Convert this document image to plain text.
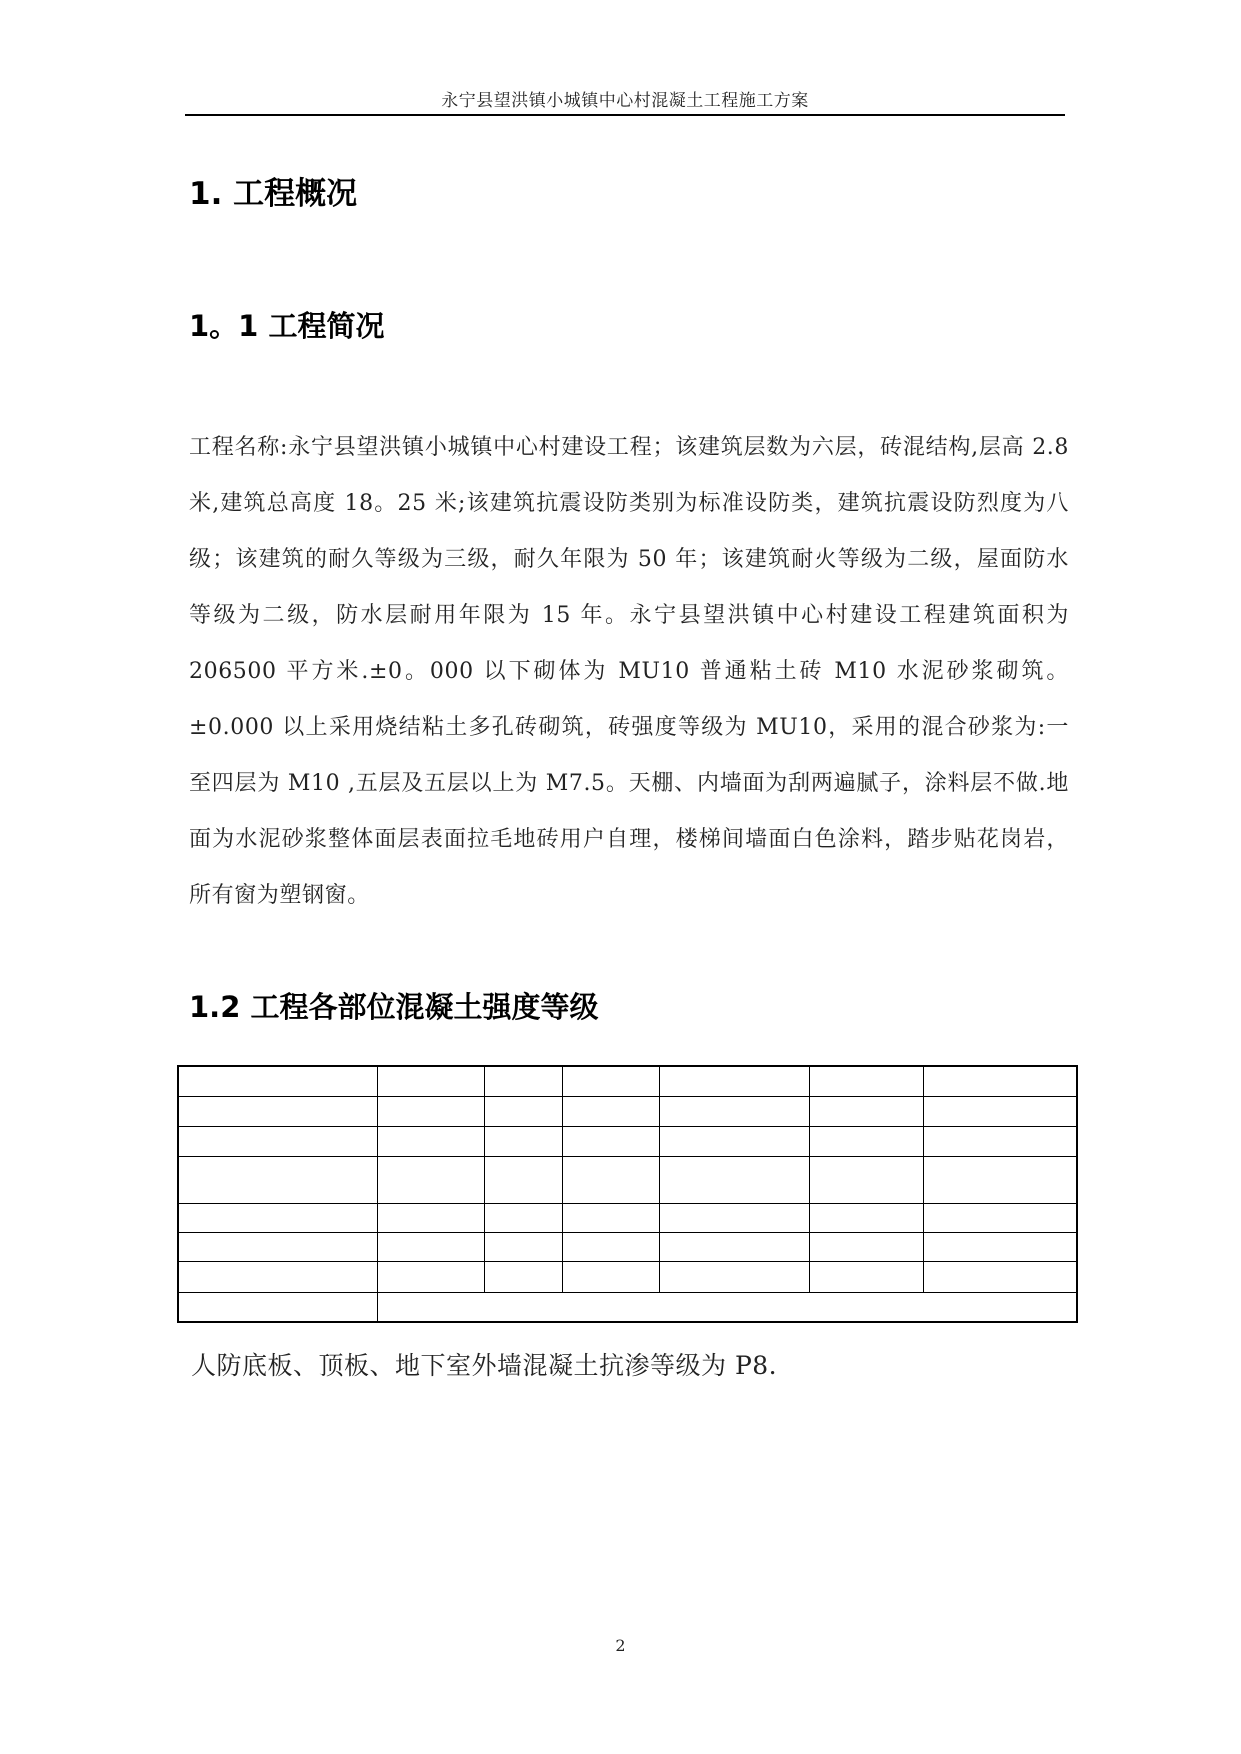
永宁县望洪镇小城镇中心村混凝土工程施工方案
1. 工程概况
1。1 工程简况

工程名称:永宁县望洪镇小城镇中心村建设工程；该建筑层数为六层，砖混结构,层高 2.8 米,建筑总高度 18。25 米;该建筑抗震设防类别为标准设防类，建筑抗震设防烈度为八级；该建筑的耐久等级为三级，耐久年限为 50 年；该建筑耐火等级为二级，屋面防水等级为二级，防水层耐用年限为 15 年。永宁县望洪镇中心村建设工程建筑面积为 206500 平方米.±0。000 以下砌体为 MU10 普通粘土砖 M10 水泥砂浆砌筑。±0.000 以上采用烧结粘土多孔砖砌筑，砖强度等级为 MU10，采用的混合砂浆为:一至四层为 M10 ,五层及五层以上为 M7.5。天棚、内墙面为刮两遍腻子，涂料层不做.地面为水泥砂浆整体面层表面拉毛地砖用户自理，楼梯间墙面白色涂料，踏步贴花岗岩，所有窗为塑钢窗。

1.2 工程各部位混凝土强度等级

人防底板、顶板、地下室外墙混凝土抗渗等级为 P8.

2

++++++++

▸ EXERCISE DIRECTIONS: Without the pictures, write out all of the material exactly.

▸ WRITTEN SOLUTION:
Convert this document image to plain text.
永宁县望洪镇小城镇中心村混凝土工程施工方案
1. 工程概况
1。1 工程简况

工程名称:永宁县望洪镇小城镇中心村建设工程；该建筑层数为六层，砖混结构,层高 2.8 米,建筑总高度 18。25 米;该建筑抗震设防类别为标准设防类，建筑抗震设防烈度为八级；该建筑的耐久等级为三级，耐久年限为 50 年；该建筑耐火等级为二级，屋面防水等级为二级，防水层耐用年限为 15 年。永宁县望洪镇中心村建设工程建筑面积为 206500 平方米.±0。000 以下砌体为 MU10 普通粘土砖 M10 水泥砂浆砌筑。±0.000 以上采用烧结粘土多孔砖砌筑，砖强度等级为 MU10，采用的混合砂浆为:一至四层为 M10 ,五层及五层以上为 M7.5。天棚、内墙面为刮两遍腻子，涂料层不做.地面为水泥砂浆整体面层表面拉毛地砖用户自理，楼梯间墙面白色涂料，踏步贴花岗岩，所有窗为塑钢窗。

1.2 工程各部位混凝土强度等级

人防底板、顶板、地下室外墙混凝土抗渗等级为 P8.

2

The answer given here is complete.